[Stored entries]
----------------

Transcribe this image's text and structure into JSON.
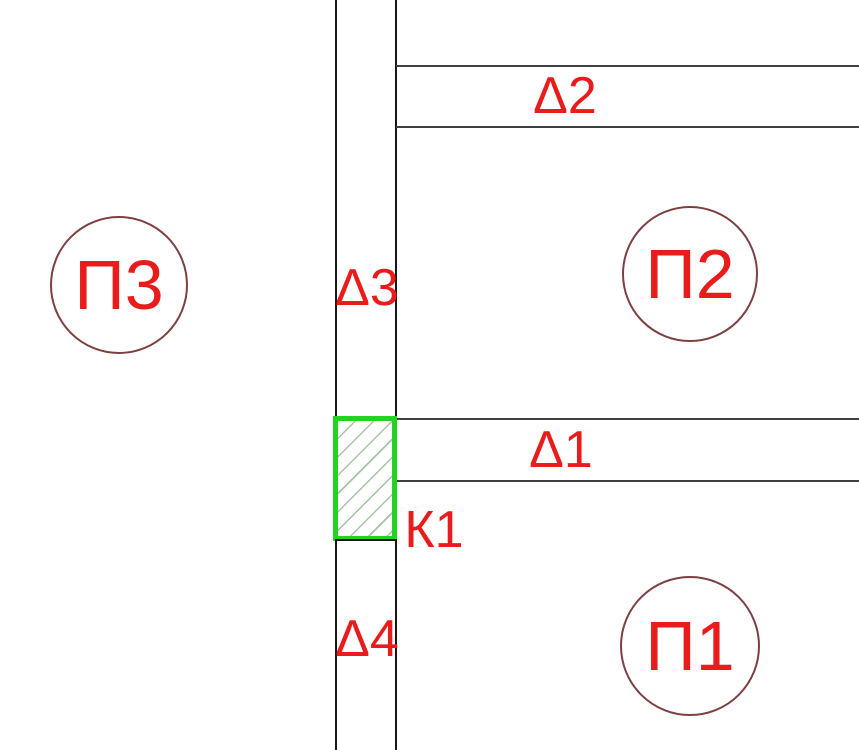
{
  "drawing": {
    "corridor_labels": {
      "d1": "Δ1",
      "d2": "Δ2",
      "d3": "Δ3",
      "d4": "Δ4"
    },
    "element_label": {
      "k1": "К1"
    },
    "circles": [
      {
        "label": "П3"
      },
      {
        "label": "П2"
      },
      {
        "label": "П1"
      }
    ],
    "colors": {
      "label_red": "#e91b1b",
      "circle_stroke": "#7e4040",
      "highlight_green": "#22d322",
      "hatch_line": "#a6c3a6",
      "wall_line": "#161616"
    }
  }
}
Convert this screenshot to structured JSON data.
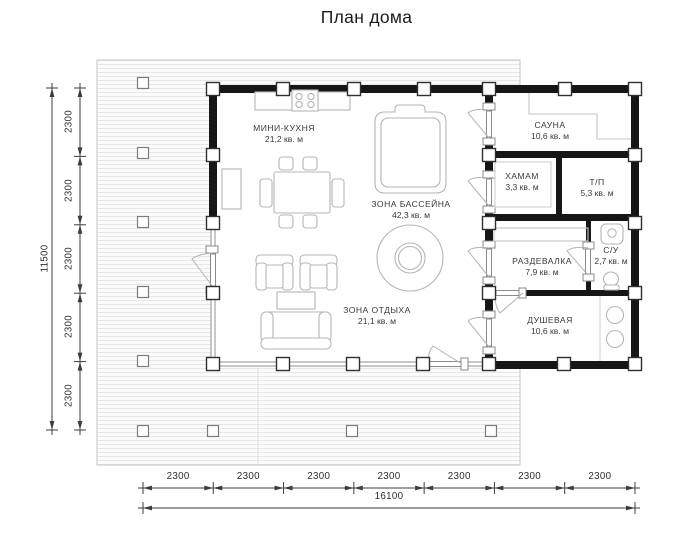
{
  "title": "План дома",
  "rooms": {
    "kitchen": {
      "name": "МИНИ-КУХНЯ",
      "area": "21,2 кв. м"
    },
    "pool": {
      "name": "ЗОНА БАССЕЙНА",
      "area": "42,3 кв. м"
    },
    "rest": {
      "name": "ЗОНА ОТДЫХА",
      "area": "21,1 кв. м"
    },
    "sauna": {
      "name": "САУНА",
      "area": "10,6 кв. м"
    },
    "hamam": {
      "name": "ХАМАМ",
      "area": "3,3 кв. м"
    },
    "tp": {
      "name": "Т/П",
      "area": "5,3 кв. м"
    },
    "razdevalka": {
      "name": "РАЗДЕВАЛКА",
      "area": "7,9 кв. м"
    },
    "su": {
      "name": "С/У",
      "area": "2,7 кв. м"
    },
    "dushevaya": {
      "name": "ДУШЕВАЯ",
      "area": "10,6 кв. м"
    }
  },
  "dimensions": {
    "vertical": {
      "segments": [
        "2300",
        "2300",
        "2300",
        "2300",
        "2300"
      ],
      "total": "11500"
    },
    "horizontal": {
      "segments": [
        "2300",
        "2300",
        "2300",
        "2300",
        "2300",
        "2300",
        "2300"
      ],
      "total": "16100"
    }
  },
  "colors": {
    "wall": "#161616",
    "furniture_outline": "#b5b5b5",
    "deck_line": "#e7e7e7",
    "dim": "#3d3d3d"
  }
}
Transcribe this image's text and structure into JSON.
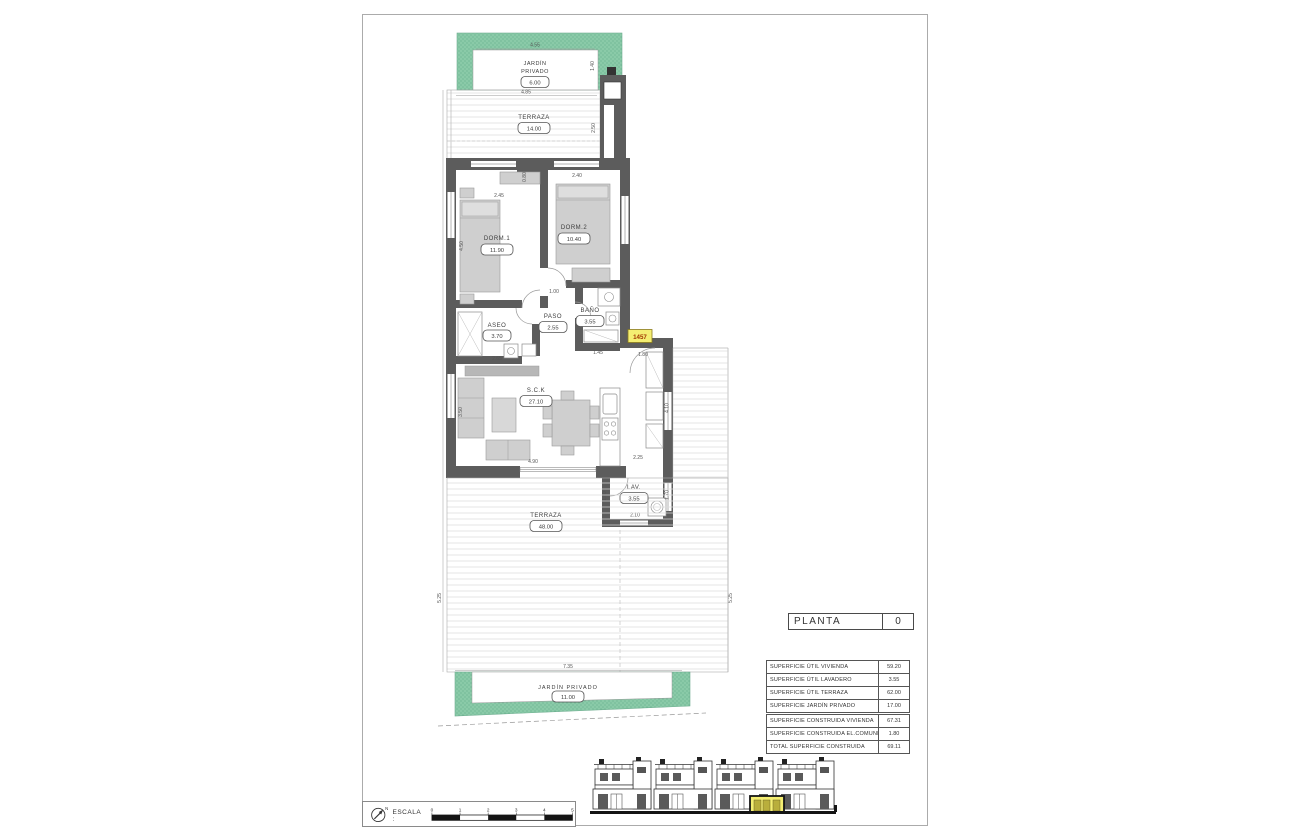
{
  "title_block": {
    "label": "PLANTA",
    "number": "0"
  },
  "unit_badge": "1457",
  "drawing": {
    "rooms": {
      "jardin_top": {
        "name_line1": "JARDÍN",
        "name_line2": "PRIVADO",
        "area": "6.00"
      },
      "terraza_top": {
        "name": "TERRAZA",
        "area": "14.00"
      },
      "dorm1": {
        "name": "DORM.1",
        "area": "11.90"
      },
      "dorm2": {
        "name": "DORM.2",
        "area": "10.40"
      },
      "aseo": {
        "name": "ASEO",
        "area": "3.70"
      },
      "paso": {
        "name": "PASO",
        "area": "2.55"
      },
      "bano": {
        "name": "BAÑO",
        "area": "3.55"
      },
      "sck": {
        "name": "S.C.K",
        "area": "27.10"
      },
      "lav": {
        "name": "LAV.",
        "area": "3.55"
      },
      "terraza_bottom": {
        "name": "TERRAZA",
        "area": "48.00"
      },
      "jardin_bottom": {
        "name": "JARDÍN PRIVADO",
        "area": "11.00"
      }
    },
    "dims": {
      "garden_top_width": "4.55",
      "terrace_top_width": "4.85",
      "garden_top_right": "1.40",
      "terrace_top_depth": "2.50",
      "recess": "0.80",
      "dorm1_window": "2.45",
      "dorm2_window": "2.40",
      "dorm1_depth": "4.50",
      "hall": "1.00",
      "aseo_width": "2.65",
      "bano_width": "1.45",
      "entrance_width": "1.80",
      "living_depth": "3.50",
      "living_width": "4.90",
      "kitchen_pass": "2.25",
      "kitchen_depth": "4.10",
      "lav_left_depth": "1.80",
      "lav_right_depth": "1.70",
      "lav_width": "2.10",
      "terrace_left": "5.25",
      "terrace_right": "5.25",
      "garden_bottom_width": "7.35"
    },
    "colors": {
      "garden_green": "#8acaa8",
      "wall_gray": "#5c5c5c",
      "highlight_yellow": "#f4ee72",
      "unit_text": "#a03500"
    }
  },
  "area_tables": {
    "useful": [
      {
        "label": "SUPERFICIE ÚTIL VIVIENDA",
        "value": "59.20"
      },
      {
        "label": "SUPERFICIE ÚTIL LAVADERO",
        "value": "3.55"
      },
      {
        "label": "SUPERFICIE ÚTIL TERRAZA",
        "value": "62.00"
      },
      {
        "label": "SUPERFICIE JARDÍN PRIVADO",
        "value": "17.00"
      }
    ],
    "built": [
      {
        "label": "SUPERFICIE CONSTRUIDA VIVIENDA",
        "value": "67.31"
      },
      {
        "label": "SUPERFICIE CONSTRUIDA EL.COMUNES",
        "value": "1.80"
      },
      {
        "label": "TOTAL SUPERFICIE CONSTRUIDA",
        "value": "69.11"
      }
    ]
  },
  "scale_bar": {
    "label": "ESCALA :",
    "ticks": [
      "0",
      "1",
      "2",
      "3",
      "4",
      "5"
    ],
    "north": "N"
  }
}
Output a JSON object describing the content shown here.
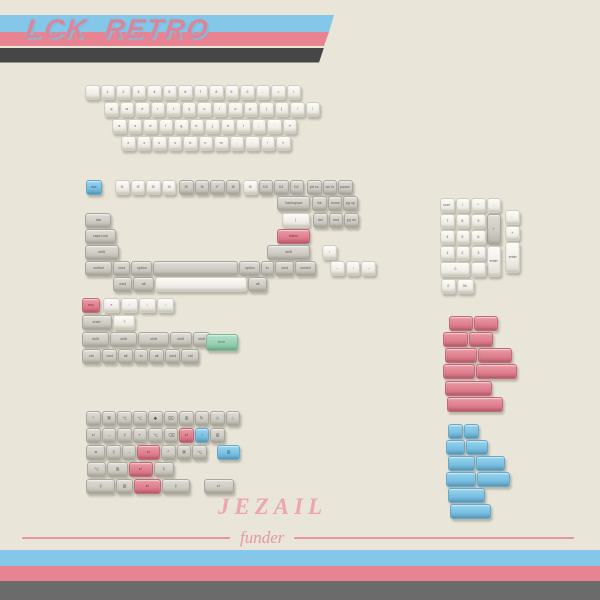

----------------

### Stated goal
Pictures in the records above should not be copied. Repeat everything else exactly.

### Worked answer
Transcribe this image's text and structure into JSON.
{
  "drawing": {
    "corridor_labels": {
      "d1": "Δ1",
      "d2": "Δ2",
      "d3": "Δ3",
      "d4": "Δ4"
    },
    "element_label": {
      "k1": "К1"
    },
    "circles": [
      {
        "label": "П3"
      },
      {
        "label": "П2"
      },
      {
        "label": "П1"
      }
    ],
    "colors": {
      "label_red": "#e91b1b",
      "circle_stroke": "#7e4040",
      "highlight_green": "#22d322",
      "hatch_line": "#a6c3a6",
      "wall_line": "#161616"
    }
  }
}
Convert this screenshot to structured JSON data.
{
  "title": "План дома",
  "rooms": {
    "kitchen": {
      "name": "МИНИ-КУХНЯ",
      "area": "21,2 кв. м"
    },
    "pool": {
      "name": "ЗОНА БАССЕЙНА",
      "area": "42,3 кв. м"
    },
    "rest": {
      "name": "ЗОНА ОТДЫХА",
      "area": "21,1 кв. м"
    },
    "sauna": {
      "name": "САУНА",
      "area": "10,6 кв. м"
    },
    "hamam": {
      "name": "ХАМАМ",
      "area": "3,3 кв. м"
    },
    "tp": {
      "name": "Т/П",
      "area": "5,3 кв. м"
    },
    "razdevalka": {
      "name": "РАЗДЕВАЛКА",
      "area": "7,9 кв. м"
    },
    "su": {
      "name": "С/У",
      "area": "2,7 кв. м"
    },
    "dushevaya": {
      "name": "ДУШЕВАЯ",
      "area": "10,6 кв. м"
    }
  },
  "dimensions": {
    "vertical": {
      "segments": [
        "2300",
        "2300",
        "2300",
        "2300",
        "2300"
      ],
      "total": "11500"
    },
    "horizontal": {
      "segments": [
        "2300",
        "2300",
        "2300",
        "2300",
        "2300",
        "2300",
        "2300"
      ],
      "total": "16100"
    }
  },
  "colors": {
    "wall": "#161616",
    "furniture_outline": "#b5b5b5",
    "deck_line": "#e7e7e7",
    "dim": "#3d3d3d"
  }
}
Transcribe this image's text and structure into JSON.
{
  "title_block": {
    "label": "PLANTA",
    "number": "0"
  },
  "unit_badge": "1457",
  "drawing": {
    "rooms": {
      "jardin_top": {
        "name_line1": "JARDÍN",
        "name_line2": "PRIVADO",
        "area": "6.00"
      },
      "terraza_top": {
        "name": "TERRAZA",
        "area": "14.00"
      },
      "dorm1": {
        "name": "DORM.1",
        "area": "11.90"
      },
      "dorm2": {
        "name": "DORM.2",
        "area": "10.40"
      },
      "aseo": {
        "name": "ASEO",
        "area": "3.70"
      },
      "paso": {
        "name": "PASO",
        "area": "2.55"
      },
      "bano": {
        "name": "BAÑO",
        "area": "3.55"
      },
      "sck": {
        "name": "S.C.K",
        "area": "27.10"
      },
      "lav": {
        "name": "LAV.",
        "area": "3.55"
      },
      "terraza_bottom": {
        "name": "TERRAZA",
        "area": "48.00"
      },
      "jardin_bottom": {
        "name": "JARDÍN PRIVADO",
        "area": "11.00"
      }
    },
    "dims": {
      "garden_top_width": "4.55",
      "terrace_top_width": "4.85",
      "garden_top_right": "1.40",
      "terrace_top_depth": "2.50",
      "recess": "0.80",
      "dorm1_window": "2.45",
      "dorm2_window": "2.40",
      "dorm1_depth": "4.50",
      "hall": "1.00",
      "aseo_width": "2.65",
      "bano_width": "1.45",
      "entrance_width": "1.80",
      "living_depth": "3.50",
      "living_width": "4.90",
      "kitchen_pass": "2.25",
      "kitchen_depth": "4.10",
      "lav_left_depth": "1.80",
      "lav_right_depth": "1.70",
      "lav_width": "2.10",
      "terrace_left": "5.25",
      "terrace_right": "5.25",
      "garden_bottom_width": "7.35"
    },
    "colors": {
      "garden_green": "#8acaa8",
      "wall_gray": "#5c5c5c",
      "highlight_yellow": "#f4ee72",
      "unit_text": "#a03500"
    }
  },
  "area_tables": {
    "useful": [
      {
        "label": "SUPERFICIE ÚTIL VIVIENDA",
        "value": "59.20"
      },
      {
        "label": "SUPERFICIE ÚTIL LAVADERO",
        "value": "3.55"
      },
      {
        "label": "SUPERFICIE ÚTIL TERRAZA",
        "value": "62.00"
      },
      {
        "label": "SUPERFICIE JARDÍN PRIVADO",
        "value": "17.00"
      }
    ],
    "built": [
      {
        "label": "SUPERFICIE CONSTRUIDA VIVIENDA",
        "value": "67.31"
      },
      {
        "label": "SUPERFICIE CONSTRUIDA EL.COMUNES",
        "value": "1.80"
      },
      {
        "label": "TOTAL SUPERFICIE CONSTRUIDA",
        "value": "69.11"
      }
    ]
  },
  "scale_bar": {
    "label": "ESCALA :",
    "ticks": [
      "0",
      "1",
      "2",
      "3",
      "4",
      "5"
    ],
    "north": "N"
  }
}
Output a JSON object describing the content shown here.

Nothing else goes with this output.